Items listed in a dataset:
================

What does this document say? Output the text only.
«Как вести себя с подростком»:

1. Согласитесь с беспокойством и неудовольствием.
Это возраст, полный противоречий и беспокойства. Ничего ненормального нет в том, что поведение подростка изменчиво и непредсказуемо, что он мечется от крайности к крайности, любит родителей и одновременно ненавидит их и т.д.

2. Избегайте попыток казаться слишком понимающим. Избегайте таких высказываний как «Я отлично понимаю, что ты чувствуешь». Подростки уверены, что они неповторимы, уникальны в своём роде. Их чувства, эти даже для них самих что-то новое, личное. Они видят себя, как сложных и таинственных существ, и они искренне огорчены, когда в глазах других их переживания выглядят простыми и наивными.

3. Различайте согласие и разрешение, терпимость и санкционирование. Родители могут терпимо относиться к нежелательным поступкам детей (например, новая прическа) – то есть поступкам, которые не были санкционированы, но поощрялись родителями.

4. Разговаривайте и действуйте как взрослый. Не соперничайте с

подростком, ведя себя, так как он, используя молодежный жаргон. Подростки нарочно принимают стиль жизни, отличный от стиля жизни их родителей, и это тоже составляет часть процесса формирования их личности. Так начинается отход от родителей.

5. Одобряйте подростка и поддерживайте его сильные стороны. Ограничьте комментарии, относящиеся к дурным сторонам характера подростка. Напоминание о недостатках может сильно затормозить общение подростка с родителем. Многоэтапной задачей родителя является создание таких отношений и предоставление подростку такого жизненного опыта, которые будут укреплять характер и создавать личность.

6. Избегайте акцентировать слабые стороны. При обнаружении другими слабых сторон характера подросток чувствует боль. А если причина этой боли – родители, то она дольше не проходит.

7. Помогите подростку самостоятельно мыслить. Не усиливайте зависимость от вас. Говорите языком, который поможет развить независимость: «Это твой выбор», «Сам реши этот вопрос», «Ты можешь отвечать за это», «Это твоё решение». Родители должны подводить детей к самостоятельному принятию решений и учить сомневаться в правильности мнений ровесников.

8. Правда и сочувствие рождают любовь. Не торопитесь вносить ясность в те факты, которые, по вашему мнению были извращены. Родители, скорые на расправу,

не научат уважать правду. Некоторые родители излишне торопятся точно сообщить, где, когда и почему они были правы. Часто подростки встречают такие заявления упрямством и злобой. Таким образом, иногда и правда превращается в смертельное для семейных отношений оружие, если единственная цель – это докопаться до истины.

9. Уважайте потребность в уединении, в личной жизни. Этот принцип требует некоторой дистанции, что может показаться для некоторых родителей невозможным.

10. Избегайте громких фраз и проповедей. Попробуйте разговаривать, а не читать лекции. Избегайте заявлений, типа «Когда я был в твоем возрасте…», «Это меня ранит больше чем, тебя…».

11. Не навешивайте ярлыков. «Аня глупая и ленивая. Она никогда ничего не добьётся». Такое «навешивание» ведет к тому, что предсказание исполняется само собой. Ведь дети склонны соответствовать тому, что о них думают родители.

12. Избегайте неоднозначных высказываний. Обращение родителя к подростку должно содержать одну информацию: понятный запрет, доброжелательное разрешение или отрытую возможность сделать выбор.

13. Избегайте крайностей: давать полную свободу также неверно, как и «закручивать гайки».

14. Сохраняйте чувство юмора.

================

**EXERCISE OBJECTIVE**
Repeat every record, keeping each word and mark exactly as it is.

**RESPONSE TO THIS EXERCISE**
What does this document say? Output the text only.
«Как вести себя с подростком»:

1. Согласитесь с беспокойством и неудовольствием.
Это возраст, полный противоречий и беспокойства. Ничего ненормального нет в том, что поведение подростка изменчиво и непредсказуемо, что он мечется от крайности к крайности, любит родителей и одновременно ненавидит их и т.д.

2. Избегайте попыток казаться слишком понимающим. Избегайте таких высказываний как «Я отлично понимаю, что ты чувствуешь». Подростки уверены, что они неповторимы, уникальны в своём роде. Их чувства, эти даже для них самих что-то новое, личное. Они видят себя, как сложных и таинственных существ, и они искренне огорчены, когда в глазах других их переживания выглядят простыми и наивными.

3. Различайте согласие и разрешение, терпимость и санкционирование. Родители могут терпимо относиться к нежелательным поступкам детей (например, новая прическа) – то есть поступкам, которые не были санкционированы, но поощрялись родителями.

4. Разговаривайте и действуйте как взрослый. Не соперничайте с

подростком, ведя себя, так как он, используя молодежный жаргон. Подростки нарочно принимают стиль жизни, отличный от стиля жизни их родителей, и это тоже составляет часть процесса формирования их личности. Так начинается отход от родителей.

5. Одобряйте подростка и поддерживайте его сильные стороны. Ограничьте комментарии, относящиеся к дурным сторонам характера подростка. Напоминание о недостатках может сильно затормозить общение подростка с родителем. Многоэтапной задачей родителя является создание таких отношений и предоставление подростку такого жизненного опыта, которые будут укреплять характер и создавать личность.

6. Избегайте акцентировать слабые стороны. При обнаружении другими слабых сторон характера подросток чувствует боль. А если причина этой боли – родители, то она дольше не проходит.

7. Помогите подростку самостоятельно мыслить. Не усиливайте зависимость от вас. Говорите языком, который поможет развить независимость: «Это твой выбор», «Сам реши этот вопрос», «Ты можешь отвечать за это», «Это твоё решение». Родители должны подводить детей к самостоятельному принятию решений и учить сомневаться в правильности мнений ровесников.

8. Правда и сочувствие рождают любовь. Не торопитесь вносить ясность в те факты, которые, по вашему мнению были извращены. Родители, скорые на расправу,

не научат уважать правду. Некоторые родители излишне торопятся точно сообщить, где, когда и почему они были правы. Часто подростки встречают такие заявления упрямством и злобой. Таким образом, иногда и правда превращается в смертельное для семейных отношений оружие, если единственная цель – это докопаться до истины.

9. Уважайте потребность в уединении, в личной жизни. Этот принцип требует некоторой дистанции, что может показаться для некоторых родителей невозможным.

10. Избегайте громких фраз и проповедей. Попробуйте разговаривать, а не читать лекции. Избегайте заявлений, типа «Когда я был в твоем возрасте…», «Это меня ранит больше чем, тебя…».

11. Не навешивайте ярлыков. «Аня глупая и ленивая. Она никогда ничего не добьётся». Такое «навешивание» ведет к тому, что предсказание исполняется само собой. Ведь дети склонны соответствовать тому, что о них думают родители.

12. Избегайте неоднозначных высказываний. Обращение родителя к подростку должно содержать одну информацию: понятный запрет, доброжелательное разрешение или отрытую возможность сделать выбор.

13. Избегайте крайностей: давать полную свободу также неверно, как и «закручивать гайки».

14. Сохраняйте чувство юмора.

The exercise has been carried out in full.